# DATASET EXTRACT
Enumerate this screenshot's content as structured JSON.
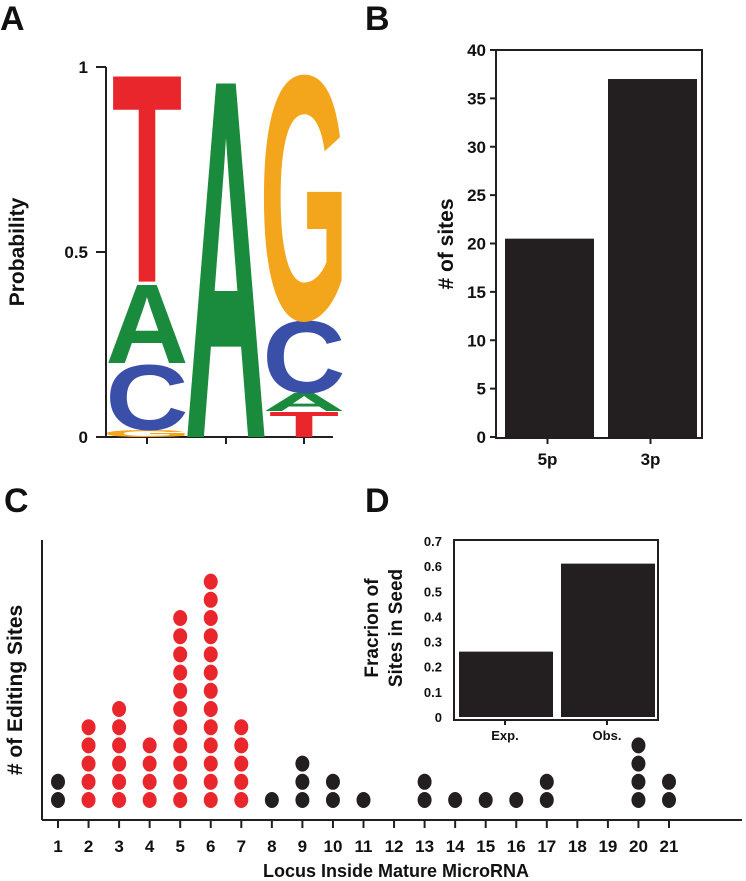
{
  "panels": {
    "a": "A",
    "b": "B",
    "c": "C",
    "d": "D"
  },
  "colors": {
    "A": "#1a8a3c",
    "C": "#3a4fa8",
    "G": "#f3a51b",
    "T": "#e8262b",
    "bar": "#231f20",
    "dot_red": "#e8262b",
    "dot_black": "#231f20"
  },
  "chart_data": [
    {
      "panel": "A",
      "type": "sequence-logo",
      "ylabel": "Probability",
      "yticks": [
        "0",
        "0.5",
        "1"
      ],
      "ylim": [
        0,
        1
      ],
      "positions": [
        {
          "letters": [
            {
              "base": "G",
              "p": 0.02
            },
            {
              "base": "C",
              "p": 0.18
            },
            {
              "base": "A",
              "p": 0.22
            },
            {
              "base": "T",
              "p": 0.58
            }
          ]
        },
        {
          "letters": [
            {
              "base": "A",
              "p": 1.0
            }
          ]
        },
        {
          "letters": [
            {
              "base": "T",
              "p": 0.07
            },
            {
              "base": "A",
              "p": 0.05
            },
            {
              "base": "C",
              "p": 0.2
            },
            {
              "base": "G",
              "p": 0.68
            }
          ]
        }
      ]
    },
    {
      "panel": "B",
      "type": "bar",
      "categories": [
        "5p",
        "3p"
      ],
      "values": [
        20.5,
        37
      ],
      "ylabel": "# of sites",
      "ylim": [
        0,
        40
      ],
      "yticks": [
        "0",
        "5",
        "10",
        "15",
        "20",
        "25",
        "30",
        "35",
        "40"
      ]
    },
    {
      "panel": "C",
      "type": "dot-plot",
      "xlabel": "Locus Inside Mature MicroRNA",
      "ylabel": "# of Editing Sites",
      "categories": [
        "1",
        "2",
        "3",
        "4",
        "5",
        "6",
        "7",
        "8",
        "9",
        "10",
        "11",
        "12",
        "13",
        "14",
        "15",
        "16",
        "17",
        "18",
        "19",
        "20",
        "21"
      ],
      "values": [
        2,
        5,
        6,
        4,
        11,
        13,
        5,
        1,
        3,
        2,
        1,
        0,
        2,
        1,
        1,
        1,
        2,
        0,
        0,
        4,
        2
      ],
      "seed_region": [
        "2",
        "3",
        "4",
        "5",
        "6",
        "7"
      ]
    },
    {
      "panel": "D",
      "type": "bar",
      "categories": [
        "Exp.",
        "Obs."
      ],
      "values": [
        0.26,
        0.61
      ],
      "ylabel": "Fracrion of Sites in Seed",
      "ylabel_lines": [
        "Fracrion of",
        "Sites in Seed"
      ],
      "ylim": [
        0,
        0.7
      ],
      "yticks": [
        "0",
        "0.1",
        "0.2",
        "0.3",
        "0.4",
        "0.5",
        "0.6",
        "0.7"
      ]
    }
  ]
}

# TASK TO COMPLETE
The data above needs to be retyped exactly, with the images left out.

# FINAL ANSWER
Enumerate this screenshot's content as structured JSON.
{
  "panels": {
    "a": "A",
    "b": "B",
    "c": "C",
    "d": "D"
  },
  "colors": {
    "A": "#1a8a3c",
    "C": "#3a4fa8",
    "G": "#f3a51b",
    "T": "#e8262b",
    "bar": "#231f20",
    "dot_red": "#e8262b",
    "dot_black": "#231f20"
  },
  "chart_data": [
    {
      "panel": "A",
      "type": "sequence-logo",
      "ylabel": "Probability",
      "yticks": [
        "0",
        "0.5",
        "1"
      ],
      "ylim": [
        0,
        1
      ],
      "positions": [
        {
          "letters": [
            {
              "base": "G",
              "p": 0.02
            },
            {
              "base": "C",
              "p": 0.18
            },
            {
              "base": "A",
              "p": 0.22
            },
            {
              "base": "T",
              "p": 0.58
            }
          ]
        },
        {
          "letters": [
            {
              "base": "A",
              "p": 1.0
            }
          ]
        },
        {
          "letters": [
            {
              "base": "T",
              "p": 0.07
            },
            {
              "base": "A",
              "p": 0.05
            },
            {
              "base": "C",
              "p": 0.2
            },
            {
              "base": "G",
              "p": 0.68
            }
          ]
        }
      ]
    },
    {
      "panel": "B",
      "type": "bar",
      "categories": [
        "5p",
        "3p"
      ],
      "values": [
        20.5,
        37
      ],
      "ylabel": "# of sites",
      "ylim": [
        0,
        40
      ],
      "yticks": [
        "0",
        "5",
        "10",
        "15",
        "20",
        "25",
        "30",
        "35",
        "40"
      ]
    },
    {
      "panel": "C",
      "type": "dot-plot",
      "xlabel": "Locus Inside Mature MicroRNA",
      "ylabel": "# of Editing Sites",
      "categories": [
        "1",
        "2",
        "3",
        "4",
        "5",
        "6",
        "7",
        "8",
        "9",
        "10",
        "11",
        "12",
        "13",
        "14",
        "15",
        "16",
        "17",
        "18",
        "19",
        "20",
        "21"
      ],
      "values": [
        2,
        5,
        6,
        4,
        11,
        13,
        5,
        1,
        3,
        2,
        1,
        0,
        2,
        1,
        1,
        1,
        2,
        0,
        0,
        4,
        2
      ],
      "seed_region": [
        "2",
        "3",
        "4",
        "5",
        "6",
        "7"
      ]
    },
    {
      "panel": "D",
      "type": "bar",
      "categories": [
        "Exp.",
        "Obs."
      ],
      "values": [
        0.26,
        0.61
      ],
      "ylabel": "Fracrion of Sites in Seed",
      "ylabel_lines": [
        "Fracrion of",
        "Sites in Seed"
      ],
      "ylim": [
        0,
        0.7
      ],
      "yticks": [
        "0",
        "0.1",
        "0.2",
        "0.3",
        "0.4",
        "0.5",
        "0.6",
        "0.7"
      ]
    }
  ]
}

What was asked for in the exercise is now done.